:: Job ::
Each entry here needs to be set down again exactly, please; pictures are left out.

Dataset items:
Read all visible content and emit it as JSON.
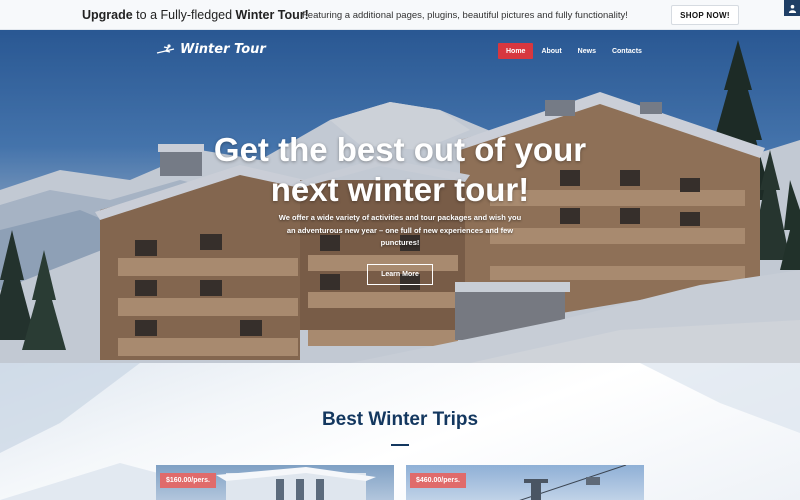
{
  "promo": {
    "upgrade_prefix": "Upgrade",
    "upgrade_middle": " to a Fully-fledged ",
    "upgrade_bold": "Winter Tour!",
    "features": "Featuring a additional pages, plugins, beautiful pictures and fully functionality!",
    "shop_label": "SHOP NOW!"
  },
  "header": {
    "logo_text": "Winter Tour",
    "nav": [
      {
        "label": "Home",
        "active": true
      },
      {
        "label": "About",
        "active": false
      },
      {
        "label": "News",
        "active": false
      },
      {
        "label": "Contacts",
        "active": false
      }
    ]
  },
  "hero": {
    "title_line1": "Get the best out of your",
    "title_line2": "next winter tour!",
    "subtitle": "We offer a wide variety of activities and tour packages and wish you an adventurous new year – one full of new experiences and few punctures!",
    "cta_label": "Learn More"
  },
  "trips": {
    "title": "Best Winter Trips",
    "cards": [
      {
        "price": "$160.00/pers."
      },
      {
        "price": "$460.00/pers."
      }
    ]
  },
  "colors": {
    "accent": "#d7373f",
    "navy": "#13375f",
    "price_badge": "#e06b6b"
  }
}
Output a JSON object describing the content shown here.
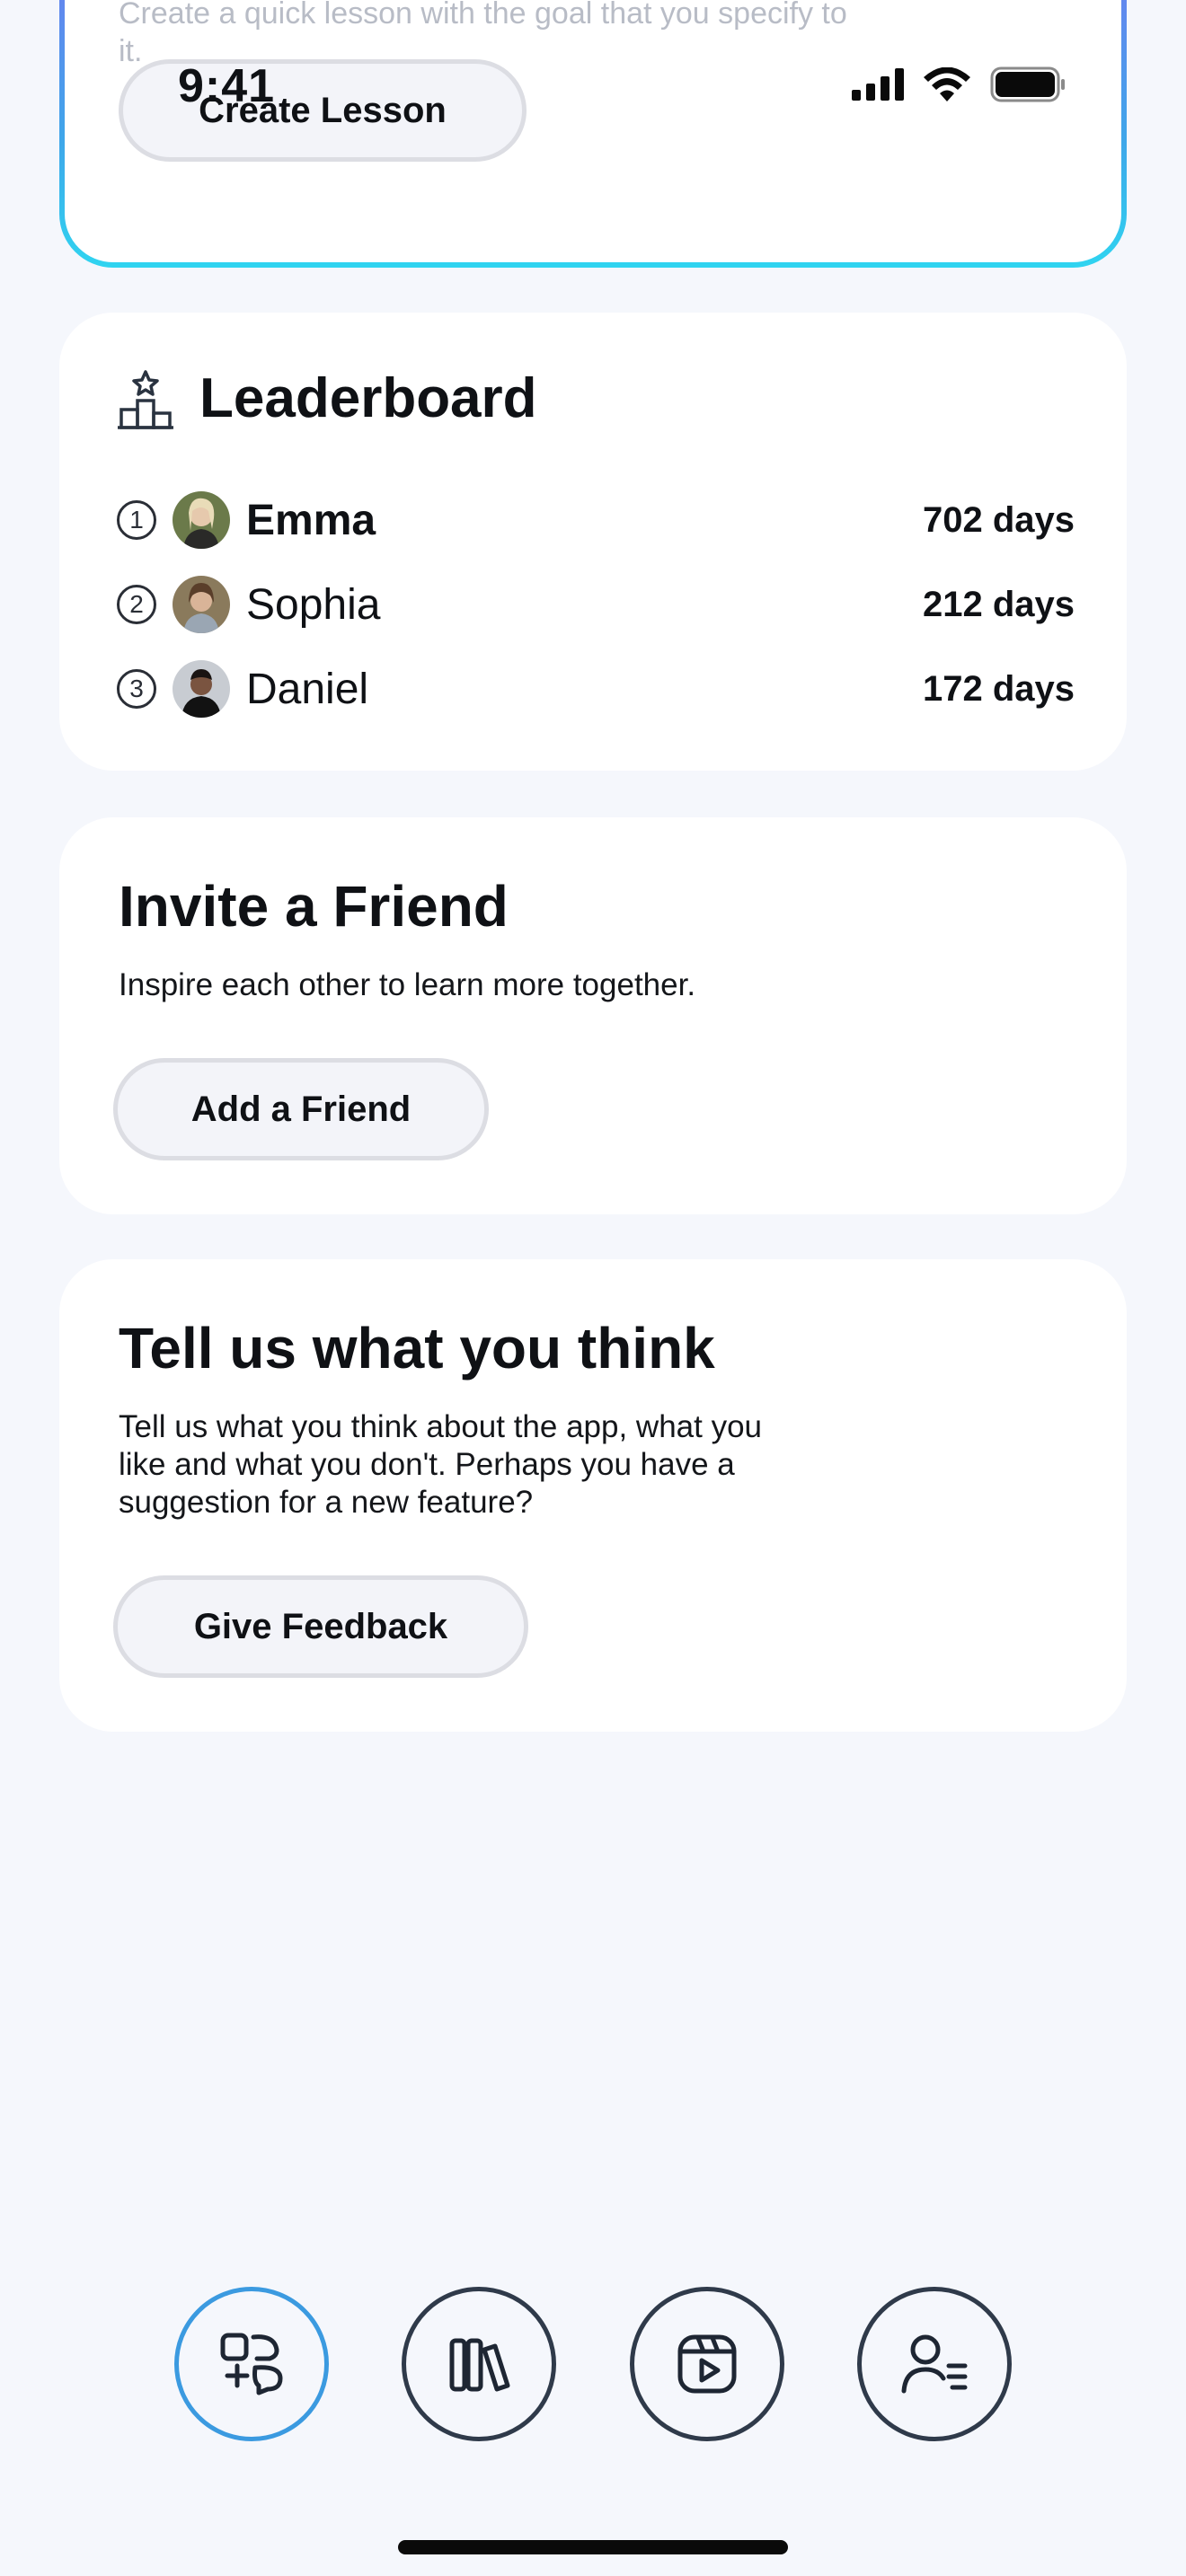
{
  "status_bar": {
    "time": "9:41",
    "icons": [
      "cellular-signal-icon",
      "wifi-icon",
      "battery-icon"
    ]
  },
  "lesson_card": {
    "description": "Create a quick lesson with the goal that you specify to it.",
    "button_label": "Create Lesson"
  },
  "leaderboard": {
    "title": "Leaderboard",
    "icon": "podium-star-icon",
    "entries": [
      {
        "rank": "1",
        "name": "Emma",
        "value": "702 days",
        "highlight": true
      },
      {
        "rank": "2",
        "name": "Sophia",
        "value": "212 days",
        "highlight": false
      },
      {
        "rank": "3",
        "name": "Daniel",
        "value": "172 days",
        "highlight": false
      }
    ]
  },
  "invite": {
    "title": "Invite a Friend",
    "text": "Inspire each other to learn more together.",
    "button_label": "Add a Friend"
  },
  "feedback": {
    "title": "Tell us what you think",
    "text": "Tell us what you think about the app, what you like and what you don't. Perhaps you have a suggestion for a new feature?",
    "button_label": "Give Feedback"
  },
  "bottom_nav": {
    "items": [
      {
        "icon": "learn-chat-icon",
        "active": true
      },
      {
        "icon": "library-icon",
        "active": false
      },
      {
        "icon": "video-icon",
        "active": false
      },
      {
        "icon": "profile-icon",
        "active": false
      }
    ]
  },
  "colors": {
    "background": "#f5f7fc",
    "card": "#ffffff",
    "accent": "#3b9ae0",
    "gradient_top": "#6f7cf0",
    "gradient_bottom": "#2fd4f0",
    "nav_border": "#2f3a4a"
  }
}
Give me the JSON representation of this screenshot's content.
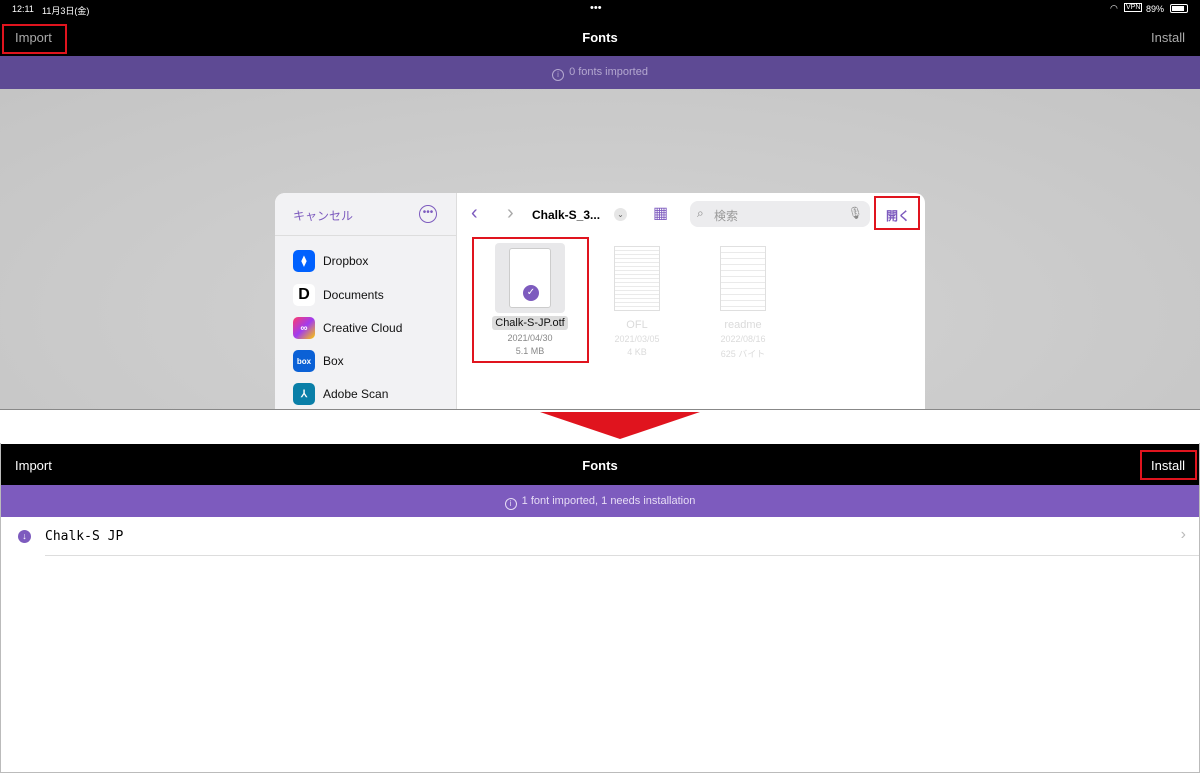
{
  "status_bar": {
    "time": "12:11",
    "date": "11月3日(金)",
    "dots": "•••",
    "vpn": "VPN",
    "battery": "89%"
  },
  "top": {
    "nav": {
      "import": "Import",
      "title": "Fonts",
      "install": "Install"
    },
    "banner": "0 fonts imported"
  },
  "picker": {
    "cancel": "キャンセル",
    "folder": "Chalk-S_3...",
    "search_placeholder": "検索",
    "open": "開く",
    "sidebar": [
      {
        "label": "Dropbox",
        "color": "#0061fe",
        "icon": "dropbox-icon",
        "glyph": "⧫"
      },
      {
        "label": "Documents",
        "color": "#ffffff",
        "icon": "documents-icon",
        "glyph": "D"
      },
      {
        "label": "Creative Cloud",
        "color": "#e8306b",
        "icon": "creative-cloud-icon",
        "glyph": "∞"
      },
      {
        "label": "Box",
        "color": "#0b61d6",
        "icon": "box-icon",
        "glyph": "box"
      },
      {
        "label": "Adobe Scan",
        "color": "#0a7fa8",
        "icon": "adobe-scan-icon",
        "glyph": "⅄"
      }
    ],
    "files": [
      {
        "name": "Chalk-S-JP.otf",
        "date": "2021/04/30",
        "size": "5.1 MB"
      },
      {
        "name": "OFL",
        "date": "2021/03/05",
        "size": "4 KB"
      },
      {
        "name": "readme",
        "date": "2022/08/16",
        "size": "625 バイト"
      }
    ]
  },
  "bottom": {
    "nav": {
      "import": "Import",
      "title": "Fonts",
      "install": "Install"
    },
    "banner": "1 font imported, 1 needs installation",
    "fonts": [
      {
        "name": "Chalk-S JP"
      }
    ]
  },
  "colors": {
    "purple_dark": "#5e4a94",
    "purple": "#7d5bbe",
    "red": "#e0141e"
  }
}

:: Worked solution ::
Read all visible content and emit it as JSON.
{
  "promo": {
    "upgrade_prefix": "Upgrade",
    "upgrade_middle": " to a Fully-fledged ",
    "upgrade_bold": "Winter Tour!",
    "features": "Featuring a additional pages, plugins, beautiful pictures and fully functionality!",
    "shop_label": "SHOP NOW!"
  },
  "header": {
    "logo_text": "Winter Tour",
    "nav": [
      {
        "label": "Home",
        "active": true
      },
      {
        "label": "About",
        "active": false
      },
      {
        "label": "News",
        "active": false
      },
      {
        "label": "Contacts",
        "active": false
      }
    ]
  },
  "hero": {
    "title_line1": "Get the best out of your",
    "title_line2": "next winter tour!",
    "subtitle": "We offer a wide variety of activities and tour packages and wish you an adventurous new year – one full of new experiences and few punctures!",
    "cta_label": "Learn More"
  },
  "trips": {
    "title": "Best Winter Trips",
    "cards": [
      {
        "price": "$160.00/pers."
      },
      {
        "price": "$460.00/pers."
      }
    ]
  },
  "colors": {
    "accent": "#d7373f",
    "navy": "#13375f",
    "price_badge": "#e06b6b"
  }
}
Output a JSON object describing the content shown here.
{
  "status_bar": {
    "time": "9:41",
    "icons": [
      "cellular-signal-icon",
      "wifi-icon",
      "battery-icon"
    ]
  },
  "lesson_card": {
    "description": "Create a quick lesson with the goal that you specify to it.",
    "button_label": "Create Lesson"
  },
  "leaderboard": {
    "title": "Leaderboard",
    "icon": "podium-star-icon",
    "entries": [
      {
        "rank": "1",
        "name": "Emma",
        "value": "702 days",
        "highlight": true
      },
      {
        "rank": "2",
        "name": "Sophia",
        "value": "212 days",
        "highlight": false
      },
      {
        "rank": "3",
        "name": "Daniel",
        "value": "172 days",
        "highlight": false
      }
    ]
  },
  "invite": {
    "title": "Invite a Friend",
    "text": "Inspire each other to learn more together.",
    "button_label": "Add a Friend"
  },
  "feedback": {
    "title": "Tell us what you think",
    "text": "Tell us what you think about the app, what you like and what you don't. Perhaps you have a suggestion for a new feature?",
    "button_label": "Give Feedback"
  },
  "bottom_nav": {
    "items": [
      {
        "icon": "learn-chat-icon",
        "active": true
      },
      {
        "icon": "library-icon",
        "active": false
      },
      {
        "icon": "video-icon",
        "active": false
      },
      {
        "icon": "profile-icon",
        "active": false
      }
    ]
  },
  "colors": {
    "background": "#f5f7fc",
    "card": "#ffffff",
    "accent": "#3b9ae0",
    "gradient_top": "#6f7cf0",
    "gradient_bottom": "#2fd4f0",
    "nav_border": "#2f3a4a"
  }
}
Give me the JSON representation of this screenshot's content.
{
  "status_bar": {
    "time": "12:11",
    "date": "11月3日(金)",
    "dots": "•••",
    "vpn": "VPN",
    "battery": "89%"
  },
  "top": {
    "nav": {
      "import": "Import",
      "title": "Fonts",
      "install": "Install"
    },
    "banner": "0 fonts imported"
  },
  "picker": {
    "cancel": "キャンセル",
    "folder": "Chalk-S_3...",
    "search_placeholder": "検索",
    "open": "開く",
    "sidebar": [
      {
        "label": "Dropbox",
        "color": "#0061fe",
        "icon": "dropbox-icon",
        "glyph": "⧫"
      },
      {
        "label": "Documents",
        "color": "#ffffff",
        "icon": "documents-icon",
        "glyph": "D"
      },
      {
        "label": "Creative Cloud",
        "color": "#e8306b",
        "icon": "creative-cloud-icon",
        "glyph": "∞"
      },
      {
        "label": "Box",
        "color": "#0b61d6",
        "icon": "box-icon",
        "glyph": "box"
      },
      {
        "label": "Adobe Scan",
        "color": "#0a7fa8",
        "icon": "adobe-scan-icon",
        "glyph": "⅄"
      }
    ],
    "files": [
      {
        "name": "Chalk-S-JP.otf",
        "date": "2021/04/30",
        "size": "5.1 MB"
      },
      {
        "name": "OFL",
        "date": "2021/03/05",
        "size": "4 KB"
      },
      {
        "name": "readme",
        "date": "2022/08/16",
        "size": "625 バイト"
      }
    ]
  },
  "bottom": {
    "nav": {
      "import": "Import",
      "title": "Fonts",
      "install": "Install"
    },
    "banner": "1 font imported, 1 needs installation",
    "fonts": [
      {
        "name": "Chalk-S JP"
      }
    ]
  },
  "colors": {
    "purple_dark": "#5e4a94",
    "purple": "#7d5bbe",
    "red": "#e0141e"
  }
}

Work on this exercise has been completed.